EXERCISE TASK: Give only one thing: the number of lines that include the word "平凡日子里的挣扎".

GIVEN RECORDS:
--- Start ---
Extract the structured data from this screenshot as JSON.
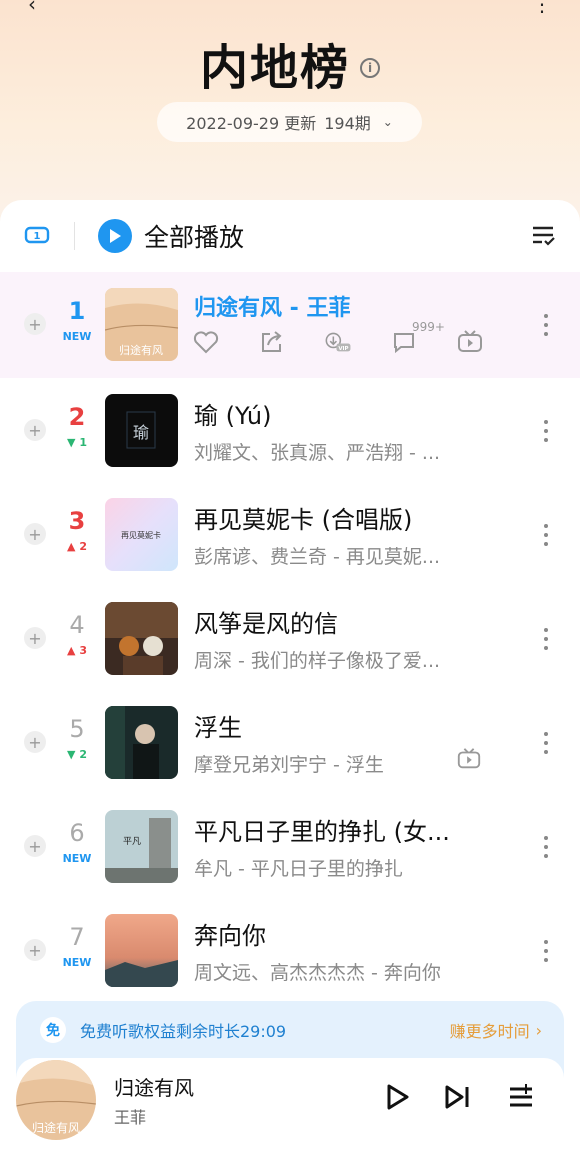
{
  "header": {
    "title": "内地榜",
    "issue_date": "2022-09-29 更新",
    "issue_no": "194期"
  },
  "toolbar": {
    "play_all_label": "全部播放"
  },
  "songs": [
    {
      "rank": "1",
      "change": "NEW",
      "change_type": "new",
      "title": "归途有风 - 王菲",
      "subtitle": "",
      "active": true,
      "comments": "999+",
      "rank_style": "blue"
    },
    {
      "rank": "2",
      "change": "1",
      "change_type": "down",
      "title": "瑜 (Yú)",
      "subtitle": "刘耀文、张真源、严浩翔 - ...",
      "rank_style": "red"
    },
    {
      "rank": "3",
      "change": "2",
      "change_type": "up",
      "title": "再见莫妮卡 (合唱版)",
      "subtitle": "彭席谚、费兰奇 - 再见莫妮...",
      "rank_style": "red"
    },
    {
      "rank": "4",
      "change": "3",
      "change_type": "up",
      "title": "风筝是风的信",
      "subtitle": "周深 - 我们的样子像极了爱...",
      "rank_style": "gray"
    },
    {
      "rank": "5",
      "change": "2",
      "change_type": "down",
      "title": "浮生",
      "subtitle": "摩登兄弟刘宇宁 - 浮生",
      "rank_style": "gray",
      "has_mv": true
    },
    {
      "rank": "6",
      "change": "NEW",
      "change_type": "new",
      "title": "平凡日子里的挣扎 (女...",
      "subtitle": "牟凡 - 平凡日子里的挣扎",
      "rank_style": "gray"
    },
    {
      "rank": "7",
      "change": "NEW",
      "change_type": "new",
      "title": "奔向你",
      "subtitle": "周文远、高杰杰杰杰 - 奔向你",
      "rank_style": "gray"
    }
  ],
  "free_bar": {
    "badge": "免",
    "text": "免费听歌权益剩余时长29:09",
    "earn_more": "赚更多时间"
  },
  "player": {
    "title": "归途有风",
    "artist": "王菲"
  },
  "colors": {
    "accent": "#1f96f0",
    "rank_red": "#e84040",
    "rank_up": "#e84040",
    "rank_down": "#2bb673",
    "earn": "#e59d3a"
  }
}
--- End ---
TASK OUTPUT: 2